Problem |
Print, exactly and completely, every entry in the data.

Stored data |
┌──

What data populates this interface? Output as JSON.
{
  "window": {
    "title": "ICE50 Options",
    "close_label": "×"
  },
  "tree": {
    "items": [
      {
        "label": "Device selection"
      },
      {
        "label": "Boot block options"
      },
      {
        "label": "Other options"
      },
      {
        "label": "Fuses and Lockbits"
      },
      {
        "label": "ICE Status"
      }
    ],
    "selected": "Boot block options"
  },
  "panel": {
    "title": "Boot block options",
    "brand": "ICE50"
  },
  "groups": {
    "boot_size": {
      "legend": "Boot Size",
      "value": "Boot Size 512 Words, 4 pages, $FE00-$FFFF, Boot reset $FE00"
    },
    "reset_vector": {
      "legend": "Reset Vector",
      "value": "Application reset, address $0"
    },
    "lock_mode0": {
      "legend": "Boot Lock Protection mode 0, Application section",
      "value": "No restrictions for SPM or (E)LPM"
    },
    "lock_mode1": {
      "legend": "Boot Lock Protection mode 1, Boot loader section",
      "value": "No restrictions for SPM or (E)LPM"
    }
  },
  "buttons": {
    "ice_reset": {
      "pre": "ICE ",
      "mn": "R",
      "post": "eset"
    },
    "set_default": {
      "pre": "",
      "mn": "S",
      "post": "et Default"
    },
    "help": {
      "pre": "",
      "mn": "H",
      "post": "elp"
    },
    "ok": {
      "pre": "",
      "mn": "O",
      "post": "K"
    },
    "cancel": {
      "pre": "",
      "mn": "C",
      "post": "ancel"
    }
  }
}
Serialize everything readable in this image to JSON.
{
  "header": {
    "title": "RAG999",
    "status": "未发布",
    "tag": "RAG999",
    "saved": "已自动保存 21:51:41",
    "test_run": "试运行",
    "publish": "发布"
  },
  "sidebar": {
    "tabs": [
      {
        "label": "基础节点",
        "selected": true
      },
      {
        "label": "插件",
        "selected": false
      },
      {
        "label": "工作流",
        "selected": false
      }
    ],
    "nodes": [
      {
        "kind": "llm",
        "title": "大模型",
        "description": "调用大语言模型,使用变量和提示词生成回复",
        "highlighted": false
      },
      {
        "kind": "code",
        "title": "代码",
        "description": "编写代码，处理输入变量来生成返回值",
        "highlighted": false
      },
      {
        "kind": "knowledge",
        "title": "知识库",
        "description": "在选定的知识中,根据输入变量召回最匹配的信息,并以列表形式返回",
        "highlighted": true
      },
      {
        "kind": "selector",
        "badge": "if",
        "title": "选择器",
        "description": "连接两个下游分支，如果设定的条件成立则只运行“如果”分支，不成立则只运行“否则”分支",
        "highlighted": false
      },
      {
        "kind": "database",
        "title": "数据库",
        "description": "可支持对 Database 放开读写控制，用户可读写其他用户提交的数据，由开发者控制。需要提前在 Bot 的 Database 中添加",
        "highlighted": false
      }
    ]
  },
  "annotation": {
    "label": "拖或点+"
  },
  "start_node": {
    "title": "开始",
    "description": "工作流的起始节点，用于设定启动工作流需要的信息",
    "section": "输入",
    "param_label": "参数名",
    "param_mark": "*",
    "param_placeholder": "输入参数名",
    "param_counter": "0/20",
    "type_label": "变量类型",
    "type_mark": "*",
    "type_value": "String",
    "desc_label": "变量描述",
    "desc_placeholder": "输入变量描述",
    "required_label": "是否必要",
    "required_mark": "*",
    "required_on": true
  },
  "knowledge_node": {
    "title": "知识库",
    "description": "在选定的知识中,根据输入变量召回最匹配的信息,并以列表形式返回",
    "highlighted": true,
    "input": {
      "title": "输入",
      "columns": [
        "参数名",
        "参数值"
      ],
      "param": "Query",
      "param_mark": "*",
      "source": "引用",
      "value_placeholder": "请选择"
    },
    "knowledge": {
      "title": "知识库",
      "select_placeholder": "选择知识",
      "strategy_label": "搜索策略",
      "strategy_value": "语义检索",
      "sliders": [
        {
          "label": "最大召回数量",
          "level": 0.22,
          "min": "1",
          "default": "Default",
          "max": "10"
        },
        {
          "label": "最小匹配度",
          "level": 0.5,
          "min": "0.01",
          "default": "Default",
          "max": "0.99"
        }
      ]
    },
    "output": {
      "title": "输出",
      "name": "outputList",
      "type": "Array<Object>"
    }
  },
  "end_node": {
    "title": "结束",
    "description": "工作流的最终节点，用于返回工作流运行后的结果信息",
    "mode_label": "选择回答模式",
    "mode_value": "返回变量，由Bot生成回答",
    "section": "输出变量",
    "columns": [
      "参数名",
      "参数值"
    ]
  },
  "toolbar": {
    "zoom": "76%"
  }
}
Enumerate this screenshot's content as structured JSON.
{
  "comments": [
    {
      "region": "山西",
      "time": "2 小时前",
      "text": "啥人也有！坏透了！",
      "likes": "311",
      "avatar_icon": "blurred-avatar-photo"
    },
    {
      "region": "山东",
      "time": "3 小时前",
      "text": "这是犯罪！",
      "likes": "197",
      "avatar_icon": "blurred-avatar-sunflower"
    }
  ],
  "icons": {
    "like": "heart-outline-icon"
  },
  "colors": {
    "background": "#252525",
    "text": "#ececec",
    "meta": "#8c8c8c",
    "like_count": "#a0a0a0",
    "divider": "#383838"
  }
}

└──

Problem solution |
What data populates this interface? Output as JSON.
{
  "window": {
    "title": "ICE50 Options",
    "close_label": "×"
  },
  "tree": {
    "items": [
      {
        "label": "Device selection"
      },
      {
        "label": "Boot block options"
      },
      {
        "label": "Other options"
      },
      {
        "label": "Fuses and Lockbits"
      },
      {
        "label": "ICE Status"
      }
    ],
    "selected": "Boot block options"
  },
  "panel": {
    "title": "Boot block options",
    "brand": "ICE50"
  },
  "groups": {
    "boot_size": {
      "legend": "Boot Size",
      "value": "Boot Size 512 Words, 4 pages, $FE00-$FFFF, Boot reset $FE00"
    },
    "reset_vector": {
      "legend": "Reset Vector",
      "value": "Application reset, address $0"
    },
    "lock_mode0": {
      "legend": "Boot Lock Protection mode 0, Application section",
      "value": "No restrictions for SPM or (E)LPM"
    },
    "lock_mode1": {
      "legend": "Boot Lock Protection mode 1, Boot loader section",
      "value": "No restrictions for SPM or (E)LPM"
    }
  },
  "buttons": {
    "ice_reset": {
      "pre": "ICE ",
      "mn": "R",
      "post": "eset"
    },
    "set_default": {
      "pre": "",
      "mn": "S",
      "post": "et Default"
    },
    "help": {
      "pre": "",
      "mn": "H",
      "post": "elp"
    },
    "ok": {
      "pre": "",
      "mn": "O",
      "post": "K"
    },
    "cancel": {
      "pre": "",
      "mn": "C",
      "post": "ancel"
    }
  }
}
Serialize everything readable in this image to JSON.
{
  "header": {
    "title": "RAG999",
    "status": "未发布",
    "tag": "RAG999",
    "saved": "已自动保存 21:51:41",
    "test_run": "试运行",
    "publish": "发布"
  },
  "sidebar": {
    "tabs": [
      {
        "label": "基础节点",
        "selected": true
      },
      {
        "label": "插件",
        "selected": false
      },
      {
        "label": "工作流",
        "selected": false
      }
    ],
    "nodes": [
      {
        "kind": "llm",
        "title": "大模型",
        "description": "调用大语言模型,使用变量和提示词生成回复",
        "highlighted": false
      },
      {
        "kind": "code",
        "title": "代码",
        "description": "编写代码，处理输入变量来生成返回值",
        "highlighted": false
      },
      {
        "kind": "knowledge",
        "title": "知识库",
        "description": "在选定的知识中,根据输入变量召回最匹配的信息,并以列表形式返回",
        "highlighted": true
      },
      {
        "kind": "selector",
        "badge": "if",
        "title": "选择器",
        "description": "连接两个下游分支，如果设定的条件成立则只运行“如果”分支，不成立则只运行“否则”分支",
        "highlighted": false
      },
      {
        "kind": "database",
        "title": "数据库",
        "description": "可支持对 Database 放开读写控制，用户可读写其他用户提交的数据，由开发者控制。需要提前在 Bot 的 Database 中添加",
        "highlighted": false
      }
    ]
  },
  "annotation": {
    "label": "拖或点+"
  },
  "start_node": {
    "title": "开始",
    "description": "工作流的起始节点，用于设定启动工作流需要的信息",
    "section": "输入",
    "param_label": "参数名",
    "param_mark": "*",
    "param_placeholder": "输入参数名",
    "param_counter": "0/20",
    "type_label": "变量类型",
    "type_mark": "*",
    "type_value": "String",
    "desc_label": "变量描述",
    "desc_placeholder": "输入变量描述",
    "required_label": "是否必要",
    "required_mark": "*",
    "required_on": true
  },
  "knowledge_node": {
    "title": "知识库",
    "description": "在选定的知识中,根据输入变量召回最匹配的信息,并以列表形式返回",
    "highlighted": true,
    "input": {
      "title": "输入",
      "columns": [
        "参数名",
        "参数值"
      ],
      "param": "Query",
      "param_mark": "*",
      "source": "引用",
      "value_placeholder": "请选择"
    },
    "knowledge": {
      "title": "知识库",
      "select_placeholder": "选择知识",
      "strategy_label": "搜索策略",
      "strategy_value": "语义检索",
      "sliders": [
        {
          "label": "最大召回数量",
          "level": 0.22,
          "min": "1",
          "default": "Default",
          "max": "10"
        },
        {
          "label": "最小匹配度",
          "level": 0.5,
          "min": "0.01",
          "default": "Default",
          "max": "0.99"
        }
      ]
    },
    "output": {
      "title": "输出",
      "name": "outputList",
      "type": "Array<Object>"
    }
  },
  "end_node": {
    "title": "结束",
    "description": "工作流的最终节点，用于返回工作流运行后的结果信息",
    "mode_label": "选择回答模式",
    "mode_value": "返回变量，由Bot生成回答",
    "section": "输出变量",
    "columns": [
      "参数名",
      "参数值"
    ]
  },
  "toolbar": {
    "zoom": "76%"
  }
}
Enumerate this screenshot's content as structured JSON.
{
  "comments": [
    {
      "region": "山西",
      "time": "2 小时前",
      "text": "啥人也有！坏透了！",
      "likes": "311",
      "avatar_icon": "blurred-avatar-photo"
    },
    {
      "region": "山东",
      "time": "3 小时前",
      "text": "这是犯罪！",
      "likes": "197",
      "avatar_icon": "blurred-avatar-sunflower"
    }
  ],
  "icons": {
    "like": "heart-outline-icon"
  },
  "colors": {
    "background": "#252525",
    "text": "#ececec",
    "meta": "#8c8c8c",
    "like_count": "#a0a0a0",
    "divider": "#383838"
  }
}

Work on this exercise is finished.